- [Instruction] What lines of the data include the string "delta"? Copy them all.

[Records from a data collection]
* BEGIN *

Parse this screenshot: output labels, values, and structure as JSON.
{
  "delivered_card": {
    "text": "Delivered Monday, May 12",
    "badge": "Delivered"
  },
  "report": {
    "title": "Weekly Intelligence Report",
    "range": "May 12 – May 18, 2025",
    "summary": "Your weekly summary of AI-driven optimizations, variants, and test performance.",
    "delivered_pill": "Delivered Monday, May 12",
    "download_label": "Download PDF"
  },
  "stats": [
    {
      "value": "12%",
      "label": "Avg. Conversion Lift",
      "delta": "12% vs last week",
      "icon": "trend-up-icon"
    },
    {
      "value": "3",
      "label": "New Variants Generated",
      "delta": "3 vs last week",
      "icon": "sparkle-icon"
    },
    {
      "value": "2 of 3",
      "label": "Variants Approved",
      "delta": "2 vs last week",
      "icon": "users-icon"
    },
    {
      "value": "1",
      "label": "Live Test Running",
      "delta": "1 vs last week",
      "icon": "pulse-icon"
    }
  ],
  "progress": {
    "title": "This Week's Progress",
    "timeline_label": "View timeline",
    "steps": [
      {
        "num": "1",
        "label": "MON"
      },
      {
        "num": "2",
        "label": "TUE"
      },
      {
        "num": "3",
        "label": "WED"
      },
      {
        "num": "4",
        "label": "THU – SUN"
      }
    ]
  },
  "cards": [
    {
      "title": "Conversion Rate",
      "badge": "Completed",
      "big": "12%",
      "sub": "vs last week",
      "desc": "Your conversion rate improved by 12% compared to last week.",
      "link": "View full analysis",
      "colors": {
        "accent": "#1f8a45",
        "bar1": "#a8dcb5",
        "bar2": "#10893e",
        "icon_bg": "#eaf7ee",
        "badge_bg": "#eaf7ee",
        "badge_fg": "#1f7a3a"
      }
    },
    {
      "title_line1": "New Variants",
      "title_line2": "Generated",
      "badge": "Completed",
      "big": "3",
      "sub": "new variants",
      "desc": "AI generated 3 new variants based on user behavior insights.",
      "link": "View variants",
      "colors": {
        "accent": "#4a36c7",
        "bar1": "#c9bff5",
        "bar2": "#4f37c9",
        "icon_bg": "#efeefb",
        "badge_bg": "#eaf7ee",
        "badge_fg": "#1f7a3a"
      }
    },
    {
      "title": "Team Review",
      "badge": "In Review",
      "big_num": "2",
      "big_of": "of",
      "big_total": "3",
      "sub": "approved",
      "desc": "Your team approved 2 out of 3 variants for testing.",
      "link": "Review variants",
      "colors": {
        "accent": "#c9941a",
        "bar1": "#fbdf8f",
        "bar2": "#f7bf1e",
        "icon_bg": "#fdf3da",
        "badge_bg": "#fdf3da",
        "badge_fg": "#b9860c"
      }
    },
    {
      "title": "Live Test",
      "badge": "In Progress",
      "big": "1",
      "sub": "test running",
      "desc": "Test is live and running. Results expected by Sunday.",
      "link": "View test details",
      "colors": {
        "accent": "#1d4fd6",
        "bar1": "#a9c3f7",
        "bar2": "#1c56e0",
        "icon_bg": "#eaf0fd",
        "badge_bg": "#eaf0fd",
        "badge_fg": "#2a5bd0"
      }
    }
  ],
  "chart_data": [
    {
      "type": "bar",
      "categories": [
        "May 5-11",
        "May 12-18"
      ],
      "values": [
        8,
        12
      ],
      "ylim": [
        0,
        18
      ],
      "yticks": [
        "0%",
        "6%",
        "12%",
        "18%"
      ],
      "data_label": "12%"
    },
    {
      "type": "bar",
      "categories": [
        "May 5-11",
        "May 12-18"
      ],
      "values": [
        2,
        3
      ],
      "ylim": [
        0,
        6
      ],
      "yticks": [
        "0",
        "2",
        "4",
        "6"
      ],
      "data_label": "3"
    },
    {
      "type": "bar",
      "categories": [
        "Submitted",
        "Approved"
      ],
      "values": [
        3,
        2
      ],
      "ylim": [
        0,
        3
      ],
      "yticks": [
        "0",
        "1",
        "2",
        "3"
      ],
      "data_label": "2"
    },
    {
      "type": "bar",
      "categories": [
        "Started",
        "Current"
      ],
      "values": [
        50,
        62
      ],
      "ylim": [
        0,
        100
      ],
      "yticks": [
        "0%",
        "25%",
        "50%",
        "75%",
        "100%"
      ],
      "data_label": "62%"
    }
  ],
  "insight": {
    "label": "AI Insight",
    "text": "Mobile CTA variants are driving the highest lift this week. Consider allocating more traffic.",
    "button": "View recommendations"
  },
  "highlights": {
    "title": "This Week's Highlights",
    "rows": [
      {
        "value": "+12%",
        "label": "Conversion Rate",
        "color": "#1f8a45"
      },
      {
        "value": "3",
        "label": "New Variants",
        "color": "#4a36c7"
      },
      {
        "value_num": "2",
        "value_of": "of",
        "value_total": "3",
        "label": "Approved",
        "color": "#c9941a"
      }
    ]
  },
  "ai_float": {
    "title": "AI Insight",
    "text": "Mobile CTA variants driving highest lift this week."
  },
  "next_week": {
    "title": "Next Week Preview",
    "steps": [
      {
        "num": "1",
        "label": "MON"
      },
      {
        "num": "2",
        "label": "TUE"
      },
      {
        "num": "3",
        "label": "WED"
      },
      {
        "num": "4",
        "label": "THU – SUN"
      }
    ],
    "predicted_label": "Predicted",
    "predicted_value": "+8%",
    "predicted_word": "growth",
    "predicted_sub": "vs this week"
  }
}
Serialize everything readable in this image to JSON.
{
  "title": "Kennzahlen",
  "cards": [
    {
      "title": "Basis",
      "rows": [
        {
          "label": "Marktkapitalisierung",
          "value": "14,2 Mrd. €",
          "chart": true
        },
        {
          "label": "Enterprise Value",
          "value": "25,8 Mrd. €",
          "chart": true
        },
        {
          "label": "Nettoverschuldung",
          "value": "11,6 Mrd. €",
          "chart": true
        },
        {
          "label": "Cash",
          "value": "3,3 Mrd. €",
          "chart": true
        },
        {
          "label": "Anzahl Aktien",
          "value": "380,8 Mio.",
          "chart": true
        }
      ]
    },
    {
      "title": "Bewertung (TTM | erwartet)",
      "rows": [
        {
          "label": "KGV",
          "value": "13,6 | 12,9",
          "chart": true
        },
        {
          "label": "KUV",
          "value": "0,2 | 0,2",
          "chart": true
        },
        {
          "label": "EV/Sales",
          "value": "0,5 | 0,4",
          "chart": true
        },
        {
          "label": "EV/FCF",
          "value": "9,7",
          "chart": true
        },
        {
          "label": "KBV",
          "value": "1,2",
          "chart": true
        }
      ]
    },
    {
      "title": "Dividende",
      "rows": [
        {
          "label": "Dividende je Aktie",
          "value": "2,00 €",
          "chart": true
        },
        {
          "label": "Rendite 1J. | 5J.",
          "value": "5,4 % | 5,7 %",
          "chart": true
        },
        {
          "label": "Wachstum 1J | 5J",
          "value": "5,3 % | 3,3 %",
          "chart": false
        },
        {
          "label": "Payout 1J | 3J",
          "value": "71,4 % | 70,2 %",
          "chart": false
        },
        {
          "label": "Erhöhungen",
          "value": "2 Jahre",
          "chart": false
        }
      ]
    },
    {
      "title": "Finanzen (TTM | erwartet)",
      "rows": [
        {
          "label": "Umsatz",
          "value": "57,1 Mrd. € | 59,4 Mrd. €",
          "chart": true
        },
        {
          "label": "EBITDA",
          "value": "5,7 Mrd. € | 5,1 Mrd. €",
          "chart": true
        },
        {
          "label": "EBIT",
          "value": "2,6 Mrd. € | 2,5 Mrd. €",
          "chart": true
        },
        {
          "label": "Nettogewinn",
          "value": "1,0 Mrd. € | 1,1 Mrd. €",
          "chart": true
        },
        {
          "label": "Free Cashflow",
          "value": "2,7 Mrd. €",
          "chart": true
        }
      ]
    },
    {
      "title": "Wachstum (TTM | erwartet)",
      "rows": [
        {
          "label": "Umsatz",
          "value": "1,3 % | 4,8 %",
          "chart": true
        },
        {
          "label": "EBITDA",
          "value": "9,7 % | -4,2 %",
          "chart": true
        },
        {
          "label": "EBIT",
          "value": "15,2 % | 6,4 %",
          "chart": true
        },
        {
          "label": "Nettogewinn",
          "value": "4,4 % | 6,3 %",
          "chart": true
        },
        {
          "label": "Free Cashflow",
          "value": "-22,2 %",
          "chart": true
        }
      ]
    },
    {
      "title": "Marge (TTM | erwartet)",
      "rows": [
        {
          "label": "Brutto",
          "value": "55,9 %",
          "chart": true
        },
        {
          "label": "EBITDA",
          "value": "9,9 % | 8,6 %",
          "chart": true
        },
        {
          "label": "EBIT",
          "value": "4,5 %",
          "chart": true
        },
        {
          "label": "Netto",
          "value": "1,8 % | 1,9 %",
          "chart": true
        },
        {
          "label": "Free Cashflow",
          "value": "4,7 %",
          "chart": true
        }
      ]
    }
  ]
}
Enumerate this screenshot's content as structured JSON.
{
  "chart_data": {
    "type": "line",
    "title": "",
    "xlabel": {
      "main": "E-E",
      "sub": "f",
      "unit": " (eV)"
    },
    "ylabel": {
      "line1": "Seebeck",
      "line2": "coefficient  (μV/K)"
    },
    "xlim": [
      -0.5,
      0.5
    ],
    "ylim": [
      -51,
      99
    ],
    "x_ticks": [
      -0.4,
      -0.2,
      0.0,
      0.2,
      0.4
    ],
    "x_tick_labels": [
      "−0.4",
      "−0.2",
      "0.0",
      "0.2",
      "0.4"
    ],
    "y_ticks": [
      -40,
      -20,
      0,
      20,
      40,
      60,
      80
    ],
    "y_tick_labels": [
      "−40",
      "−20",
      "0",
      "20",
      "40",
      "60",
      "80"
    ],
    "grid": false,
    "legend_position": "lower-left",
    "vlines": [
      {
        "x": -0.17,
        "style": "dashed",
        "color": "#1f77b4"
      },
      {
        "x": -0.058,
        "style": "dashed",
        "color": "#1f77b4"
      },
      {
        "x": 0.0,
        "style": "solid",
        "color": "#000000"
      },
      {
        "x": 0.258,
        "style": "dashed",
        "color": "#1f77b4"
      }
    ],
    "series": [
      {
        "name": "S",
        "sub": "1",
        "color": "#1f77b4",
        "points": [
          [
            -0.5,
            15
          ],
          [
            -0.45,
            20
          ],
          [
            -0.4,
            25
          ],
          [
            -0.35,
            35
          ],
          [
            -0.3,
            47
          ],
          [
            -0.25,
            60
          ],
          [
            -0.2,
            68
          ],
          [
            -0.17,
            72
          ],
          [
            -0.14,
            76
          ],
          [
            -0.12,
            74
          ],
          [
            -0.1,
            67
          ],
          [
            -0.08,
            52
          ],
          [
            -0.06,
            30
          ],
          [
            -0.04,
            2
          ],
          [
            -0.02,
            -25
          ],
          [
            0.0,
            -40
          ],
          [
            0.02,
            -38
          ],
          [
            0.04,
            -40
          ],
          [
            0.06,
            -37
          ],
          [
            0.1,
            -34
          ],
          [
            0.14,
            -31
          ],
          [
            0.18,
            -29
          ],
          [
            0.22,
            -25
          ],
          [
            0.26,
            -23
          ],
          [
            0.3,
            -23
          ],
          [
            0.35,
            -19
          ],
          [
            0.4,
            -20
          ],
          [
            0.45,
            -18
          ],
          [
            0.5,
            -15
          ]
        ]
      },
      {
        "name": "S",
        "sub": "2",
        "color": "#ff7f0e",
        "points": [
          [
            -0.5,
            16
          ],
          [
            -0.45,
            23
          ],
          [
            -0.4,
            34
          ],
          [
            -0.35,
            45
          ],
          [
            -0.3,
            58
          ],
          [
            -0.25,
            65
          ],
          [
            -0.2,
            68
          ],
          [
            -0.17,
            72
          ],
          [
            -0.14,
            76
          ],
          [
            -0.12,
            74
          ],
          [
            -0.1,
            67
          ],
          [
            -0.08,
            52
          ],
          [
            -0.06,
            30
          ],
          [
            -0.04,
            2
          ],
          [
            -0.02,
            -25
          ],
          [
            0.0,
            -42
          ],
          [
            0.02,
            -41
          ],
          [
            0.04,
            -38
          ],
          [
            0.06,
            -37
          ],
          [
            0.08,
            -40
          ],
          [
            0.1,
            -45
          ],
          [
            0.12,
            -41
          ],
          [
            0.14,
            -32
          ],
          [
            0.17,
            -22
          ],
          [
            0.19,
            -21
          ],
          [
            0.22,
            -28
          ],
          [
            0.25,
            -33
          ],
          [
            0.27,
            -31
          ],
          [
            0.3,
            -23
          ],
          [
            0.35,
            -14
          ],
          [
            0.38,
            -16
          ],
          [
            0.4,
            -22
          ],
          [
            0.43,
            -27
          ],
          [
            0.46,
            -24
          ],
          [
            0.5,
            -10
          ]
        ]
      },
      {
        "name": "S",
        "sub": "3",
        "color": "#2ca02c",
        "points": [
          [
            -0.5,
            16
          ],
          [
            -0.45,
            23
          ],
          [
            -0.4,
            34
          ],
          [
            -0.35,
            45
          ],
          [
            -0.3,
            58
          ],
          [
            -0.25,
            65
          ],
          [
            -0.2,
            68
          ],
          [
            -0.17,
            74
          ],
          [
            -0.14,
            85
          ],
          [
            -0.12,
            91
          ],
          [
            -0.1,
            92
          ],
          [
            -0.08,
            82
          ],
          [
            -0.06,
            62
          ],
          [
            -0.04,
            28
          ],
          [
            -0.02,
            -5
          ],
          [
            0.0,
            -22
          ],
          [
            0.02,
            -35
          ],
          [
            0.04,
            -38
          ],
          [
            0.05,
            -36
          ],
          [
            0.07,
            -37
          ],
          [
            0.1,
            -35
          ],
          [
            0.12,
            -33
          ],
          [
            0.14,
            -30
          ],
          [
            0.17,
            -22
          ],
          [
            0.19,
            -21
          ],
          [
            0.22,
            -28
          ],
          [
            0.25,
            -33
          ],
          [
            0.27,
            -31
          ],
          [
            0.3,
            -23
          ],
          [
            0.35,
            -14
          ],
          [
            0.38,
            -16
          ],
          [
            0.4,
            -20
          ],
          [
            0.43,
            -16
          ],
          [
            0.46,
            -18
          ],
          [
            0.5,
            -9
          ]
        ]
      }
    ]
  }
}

* END *

- [Correct output]
      "delta": "12% vs last week",
      "delta": "3 vs last week",
      "delta": "2 vs last week",
      "delta": "1 vs last week",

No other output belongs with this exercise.